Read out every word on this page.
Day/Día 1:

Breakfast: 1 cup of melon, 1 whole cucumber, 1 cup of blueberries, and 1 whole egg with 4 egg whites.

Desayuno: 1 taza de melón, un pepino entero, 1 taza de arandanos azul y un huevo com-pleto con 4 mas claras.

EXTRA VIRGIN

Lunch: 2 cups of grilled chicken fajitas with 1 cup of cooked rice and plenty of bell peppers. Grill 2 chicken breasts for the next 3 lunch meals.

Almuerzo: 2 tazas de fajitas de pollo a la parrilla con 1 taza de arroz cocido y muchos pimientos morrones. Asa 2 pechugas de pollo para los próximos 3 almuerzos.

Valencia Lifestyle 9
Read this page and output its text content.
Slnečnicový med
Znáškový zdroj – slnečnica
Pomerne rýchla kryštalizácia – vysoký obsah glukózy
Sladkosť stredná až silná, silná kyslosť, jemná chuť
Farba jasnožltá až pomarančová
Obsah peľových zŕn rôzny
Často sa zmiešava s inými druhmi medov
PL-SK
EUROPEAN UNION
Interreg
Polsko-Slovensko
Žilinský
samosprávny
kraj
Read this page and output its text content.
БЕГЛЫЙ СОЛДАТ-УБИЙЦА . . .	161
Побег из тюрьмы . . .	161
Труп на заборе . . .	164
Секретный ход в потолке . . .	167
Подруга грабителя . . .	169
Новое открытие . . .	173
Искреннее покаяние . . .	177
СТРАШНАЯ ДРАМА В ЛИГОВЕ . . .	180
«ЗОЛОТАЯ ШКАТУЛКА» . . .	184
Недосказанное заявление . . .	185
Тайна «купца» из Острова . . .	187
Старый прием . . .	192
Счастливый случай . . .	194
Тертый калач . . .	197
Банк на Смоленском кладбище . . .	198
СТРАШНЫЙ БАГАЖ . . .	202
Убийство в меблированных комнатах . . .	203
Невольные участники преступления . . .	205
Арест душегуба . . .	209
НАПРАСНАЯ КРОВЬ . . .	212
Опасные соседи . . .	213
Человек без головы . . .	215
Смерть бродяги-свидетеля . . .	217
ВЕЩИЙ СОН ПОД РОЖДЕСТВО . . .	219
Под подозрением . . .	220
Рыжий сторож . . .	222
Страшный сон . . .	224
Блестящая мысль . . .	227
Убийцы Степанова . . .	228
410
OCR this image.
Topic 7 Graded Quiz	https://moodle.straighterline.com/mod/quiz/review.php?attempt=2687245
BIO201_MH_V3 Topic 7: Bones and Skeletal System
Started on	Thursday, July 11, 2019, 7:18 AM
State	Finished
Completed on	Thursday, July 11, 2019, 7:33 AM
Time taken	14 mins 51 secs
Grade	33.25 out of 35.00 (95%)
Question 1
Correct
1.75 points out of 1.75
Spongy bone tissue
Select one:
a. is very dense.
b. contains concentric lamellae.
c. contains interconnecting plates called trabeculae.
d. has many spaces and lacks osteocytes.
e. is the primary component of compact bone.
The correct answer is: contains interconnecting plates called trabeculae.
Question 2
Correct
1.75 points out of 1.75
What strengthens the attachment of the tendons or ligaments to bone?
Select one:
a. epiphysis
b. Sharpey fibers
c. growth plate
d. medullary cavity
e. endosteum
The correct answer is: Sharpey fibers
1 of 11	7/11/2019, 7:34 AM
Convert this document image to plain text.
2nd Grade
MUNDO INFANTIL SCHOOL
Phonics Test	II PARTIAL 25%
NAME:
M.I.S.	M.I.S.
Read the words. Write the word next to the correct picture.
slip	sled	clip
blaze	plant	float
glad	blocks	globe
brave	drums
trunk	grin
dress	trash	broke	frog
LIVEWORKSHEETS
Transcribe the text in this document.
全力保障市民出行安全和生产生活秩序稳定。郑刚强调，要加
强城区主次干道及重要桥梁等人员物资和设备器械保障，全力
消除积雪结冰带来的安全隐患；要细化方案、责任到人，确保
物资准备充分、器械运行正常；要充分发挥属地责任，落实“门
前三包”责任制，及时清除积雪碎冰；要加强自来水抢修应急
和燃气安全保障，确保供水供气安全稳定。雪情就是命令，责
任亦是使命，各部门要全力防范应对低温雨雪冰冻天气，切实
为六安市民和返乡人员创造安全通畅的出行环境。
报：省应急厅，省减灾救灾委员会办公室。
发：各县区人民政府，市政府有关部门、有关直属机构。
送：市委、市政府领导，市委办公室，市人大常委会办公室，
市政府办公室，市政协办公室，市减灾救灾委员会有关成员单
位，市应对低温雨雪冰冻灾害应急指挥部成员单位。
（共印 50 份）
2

§ EXERCISE BRIEF:
Return exactly the lines from the one containing "Transcribe the text in this document." to the last line of the data, and nothing more.

§ THE RESULT:
Transcribe the text in this document.
全力保障市民出行安全和生产生活秩序稳定。郑刚强调，要加
强城区主次干道及重要桥梁等人员物资和设备器械保障，全力
消除积雪结冰带来的安全隐患；要细化方案、责任到人，确保
物资准备充分、器械运行正常；要充分发挥属地责任，落实“门
前三包”责任制，及时清除积雪碎冰；要加强自来水抢修应急
和燃气安全保障，确保供水供气安全稳定。雪情就是命令，责
任亦是使命，各部门要全力防范应对低温雨雪冰冻天气，切实
为六安市民和返乡人员创造安全通畅的出行环境。
报：省应急厅，省减灾救灾委员会办公室。
发：各县区人民政府，市政府有关部门、有关直属机构。
送：市委、市政府领导，市委办公室，市人大常委会办公室，
市政府办公室，市政协办公室，市减灾救灾委员会有关成员单
位，市应对低温雨雪冰冻灾害应急指挥部成员单位。
（共印 50 份）
2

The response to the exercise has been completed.